Problem statement.
Scan the material for the word "Oracle", and copy each line where it shows up.

Provided data.
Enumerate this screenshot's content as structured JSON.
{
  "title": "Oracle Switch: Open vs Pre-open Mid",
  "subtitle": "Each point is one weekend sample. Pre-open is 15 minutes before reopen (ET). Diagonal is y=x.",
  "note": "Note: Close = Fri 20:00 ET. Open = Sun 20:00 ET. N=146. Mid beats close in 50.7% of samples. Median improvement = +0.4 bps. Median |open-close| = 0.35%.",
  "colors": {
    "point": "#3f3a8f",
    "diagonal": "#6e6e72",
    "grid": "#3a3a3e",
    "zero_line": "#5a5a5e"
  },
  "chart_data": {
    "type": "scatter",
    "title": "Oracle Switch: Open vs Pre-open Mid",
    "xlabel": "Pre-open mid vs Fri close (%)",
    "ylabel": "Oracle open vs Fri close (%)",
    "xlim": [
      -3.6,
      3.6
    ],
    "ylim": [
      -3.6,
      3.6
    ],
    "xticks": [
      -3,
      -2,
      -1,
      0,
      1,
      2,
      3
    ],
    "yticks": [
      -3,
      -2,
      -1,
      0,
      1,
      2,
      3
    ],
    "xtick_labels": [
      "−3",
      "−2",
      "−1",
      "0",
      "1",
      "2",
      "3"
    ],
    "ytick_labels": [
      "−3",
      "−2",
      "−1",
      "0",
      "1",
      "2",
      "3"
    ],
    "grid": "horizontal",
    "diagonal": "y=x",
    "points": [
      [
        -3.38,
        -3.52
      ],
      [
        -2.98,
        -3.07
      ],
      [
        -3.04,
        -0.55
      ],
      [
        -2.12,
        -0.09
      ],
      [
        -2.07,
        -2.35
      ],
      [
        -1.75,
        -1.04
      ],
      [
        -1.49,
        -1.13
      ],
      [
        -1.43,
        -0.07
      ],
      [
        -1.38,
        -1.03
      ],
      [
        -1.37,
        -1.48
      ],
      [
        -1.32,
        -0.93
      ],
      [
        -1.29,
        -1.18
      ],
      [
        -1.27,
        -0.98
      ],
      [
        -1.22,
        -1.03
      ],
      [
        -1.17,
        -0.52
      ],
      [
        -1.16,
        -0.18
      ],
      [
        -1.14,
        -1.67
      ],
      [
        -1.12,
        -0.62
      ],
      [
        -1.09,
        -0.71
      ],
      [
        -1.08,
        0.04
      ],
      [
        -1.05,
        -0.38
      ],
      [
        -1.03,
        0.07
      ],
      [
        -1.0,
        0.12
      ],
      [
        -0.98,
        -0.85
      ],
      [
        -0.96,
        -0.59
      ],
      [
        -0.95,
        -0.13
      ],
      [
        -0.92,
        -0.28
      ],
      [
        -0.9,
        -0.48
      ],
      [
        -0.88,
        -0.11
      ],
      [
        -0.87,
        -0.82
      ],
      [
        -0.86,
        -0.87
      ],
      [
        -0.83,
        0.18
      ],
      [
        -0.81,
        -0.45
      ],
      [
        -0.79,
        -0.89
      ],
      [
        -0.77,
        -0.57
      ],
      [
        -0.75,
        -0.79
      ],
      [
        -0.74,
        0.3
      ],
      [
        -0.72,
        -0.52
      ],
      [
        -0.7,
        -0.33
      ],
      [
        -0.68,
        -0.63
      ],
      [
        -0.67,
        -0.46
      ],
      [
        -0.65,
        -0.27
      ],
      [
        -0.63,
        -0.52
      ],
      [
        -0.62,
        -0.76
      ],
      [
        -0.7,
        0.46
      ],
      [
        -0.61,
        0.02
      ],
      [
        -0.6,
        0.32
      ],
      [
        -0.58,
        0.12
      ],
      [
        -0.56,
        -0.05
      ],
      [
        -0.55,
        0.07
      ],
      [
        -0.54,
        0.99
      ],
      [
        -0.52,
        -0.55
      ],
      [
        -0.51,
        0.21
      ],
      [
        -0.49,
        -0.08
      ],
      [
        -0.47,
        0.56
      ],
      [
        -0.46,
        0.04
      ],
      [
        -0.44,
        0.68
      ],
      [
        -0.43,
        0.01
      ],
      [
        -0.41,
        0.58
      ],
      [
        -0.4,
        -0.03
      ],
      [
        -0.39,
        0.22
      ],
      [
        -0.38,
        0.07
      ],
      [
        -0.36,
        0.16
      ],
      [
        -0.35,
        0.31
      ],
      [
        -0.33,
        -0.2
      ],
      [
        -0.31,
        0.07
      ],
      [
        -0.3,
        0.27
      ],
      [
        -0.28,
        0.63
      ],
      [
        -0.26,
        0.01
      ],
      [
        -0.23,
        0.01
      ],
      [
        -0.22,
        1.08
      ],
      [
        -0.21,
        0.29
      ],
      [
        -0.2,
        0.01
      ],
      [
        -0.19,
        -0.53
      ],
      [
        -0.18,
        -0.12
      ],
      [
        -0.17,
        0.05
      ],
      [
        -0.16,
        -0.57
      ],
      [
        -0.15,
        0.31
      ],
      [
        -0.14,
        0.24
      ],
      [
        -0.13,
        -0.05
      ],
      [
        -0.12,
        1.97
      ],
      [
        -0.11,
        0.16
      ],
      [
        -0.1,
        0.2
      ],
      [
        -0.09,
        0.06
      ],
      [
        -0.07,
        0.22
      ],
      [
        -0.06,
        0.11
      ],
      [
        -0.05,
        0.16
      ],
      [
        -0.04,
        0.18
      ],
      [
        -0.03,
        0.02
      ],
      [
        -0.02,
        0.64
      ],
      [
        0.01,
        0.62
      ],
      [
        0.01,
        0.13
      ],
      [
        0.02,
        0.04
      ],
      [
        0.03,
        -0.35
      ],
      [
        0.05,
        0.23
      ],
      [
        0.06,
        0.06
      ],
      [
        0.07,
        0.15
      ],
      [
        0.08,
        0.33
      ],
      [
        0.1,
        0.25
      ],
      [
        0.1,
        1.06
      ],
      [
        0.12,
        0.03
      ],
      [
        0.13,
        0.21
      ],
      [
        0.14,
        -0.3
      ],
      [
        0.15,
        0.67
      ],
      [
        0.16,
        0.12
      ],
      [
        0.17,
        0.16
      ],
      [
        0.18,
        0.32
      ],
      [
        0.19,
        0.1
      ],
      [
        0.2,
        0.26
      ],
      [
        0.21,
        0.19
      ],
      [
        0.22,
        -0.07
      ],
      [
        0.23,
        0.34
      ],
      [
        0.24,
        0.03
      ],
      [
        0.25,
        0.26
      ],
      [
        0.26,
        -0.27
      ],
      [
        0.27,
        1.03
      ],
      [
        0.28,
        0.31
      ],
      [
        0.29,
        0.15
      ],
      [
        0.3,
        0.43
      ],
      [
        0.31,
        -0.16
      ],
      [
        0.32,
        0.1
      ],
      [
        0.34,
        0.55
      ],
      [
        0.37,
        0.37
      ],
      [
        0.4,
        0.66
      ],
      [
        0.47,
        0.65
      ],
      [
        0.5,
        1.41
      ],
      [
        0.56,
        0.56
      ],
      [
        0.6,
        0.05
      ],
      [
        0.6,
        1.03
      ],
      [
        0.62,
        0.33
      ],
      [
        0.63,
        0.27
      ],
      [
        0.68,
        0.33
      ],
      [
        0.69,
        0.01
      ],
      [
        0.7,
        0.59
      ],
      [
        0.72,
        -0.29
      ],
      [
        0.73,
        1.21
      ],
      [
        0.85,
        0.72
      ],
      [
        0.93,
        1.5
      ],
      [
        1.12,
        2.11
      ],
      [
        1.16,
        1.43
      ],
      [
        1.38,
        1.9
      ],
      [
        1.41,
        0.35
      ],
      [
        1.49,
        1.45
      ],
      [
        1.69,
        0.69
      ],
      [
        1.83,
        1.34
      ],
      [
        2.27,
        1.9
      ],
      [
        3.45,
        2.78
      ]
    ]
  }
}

Answer to the exercise.
  "title": "Oracle Switch: Open vs Pre-open Mid",
    "title": "Oracle Switch: Open vs Pre-open Mid",
    "ylabel": "Oracle open vs Fri close (%)",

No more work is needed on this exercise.